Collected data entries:
------------------------
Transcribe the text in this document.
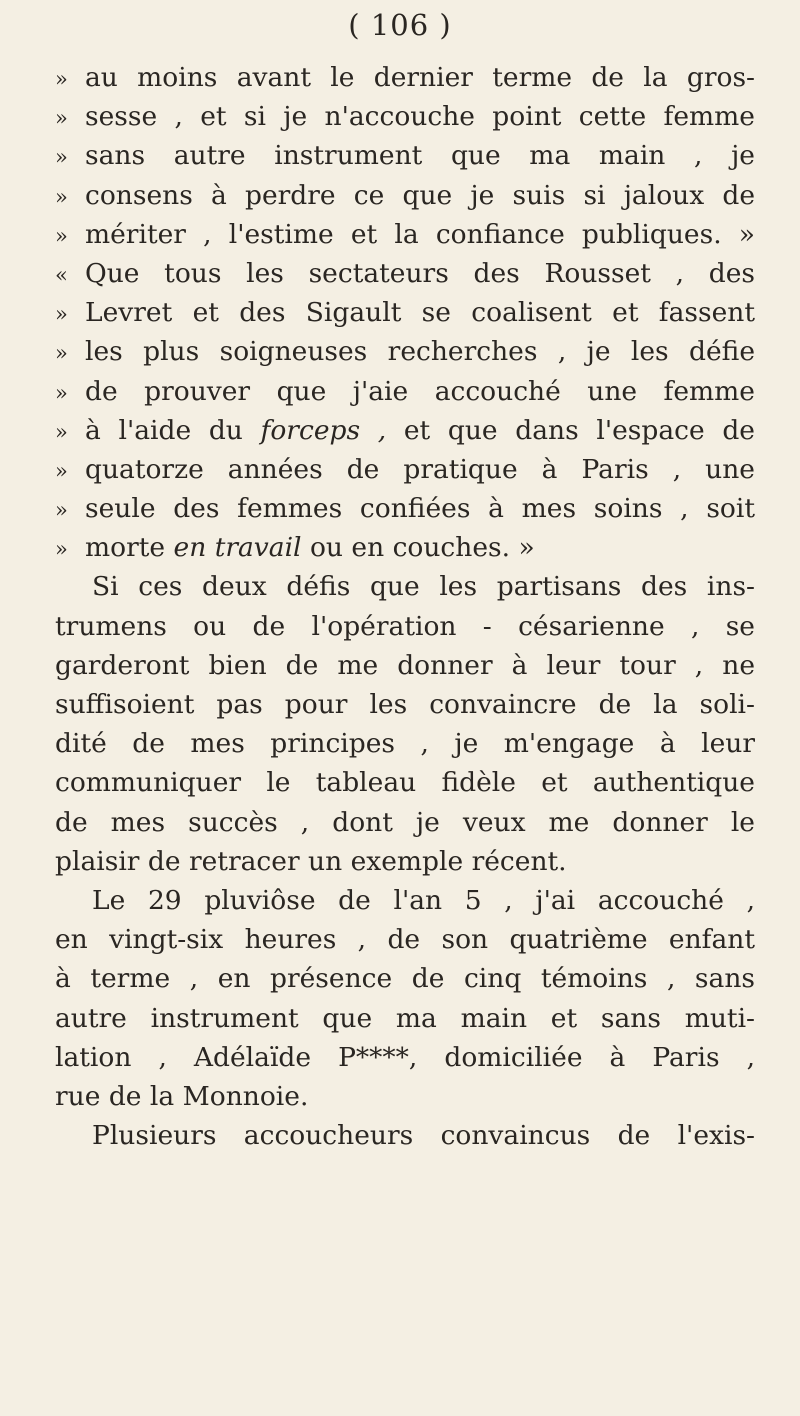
( 106 )
» au moins avant le dernier terme de la gros-
» sesse , et si je n'accouche point cette femme
» sans autre instrument que ma main , je
» consens à perdre ce que je suis si jaloux de
» mériter , l'estime et la confiance publiques. »
« Que tous les sectateurs des Rousset , des
» Levret et des Sigault se coalisent et fassent
» les plus soigneuses recherches , je les défie
» de prouver que j'aie accouché une femme
» à l'aide du forceps , et que dans l'espace de
» quatorze années de pratique à Paris , une
» seule des femmes confiées à mes soins , soit
» morte en travail ou en couches. »
Si ces deux défis que les partisans des ins-
trumens ou de l'opération - césarienne , se
garderont bien de me donner à leur tour , ne
suffisoient pas pour les convaincre de la soli-
dité de mes principes , je m'engage à leur
communiquer le tableau fidèle et authentique
de mes succès , dont je veux me donner le
plaisir de retracer un exemple récent.
Le 29 pluviôse de l'an 5 , j'ai accouché ,
en vingt-six heures , de son quatrième enfant
à terme , en présence de cinq témoins , sans
autre instrument que ma main et sans muti-
lation , Adélaïde P****, domiciliée à Paris ,
rue de la Monnoie.
Plusieurs accoucheurs convaincus de l'exis-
------------------------
■ **Objective**
Extract all lines of the records above that include "donner".

■ **Result of this exercise**
garderont bien de me donner à leur tour , ne
de mes succès , dont je veux me donner le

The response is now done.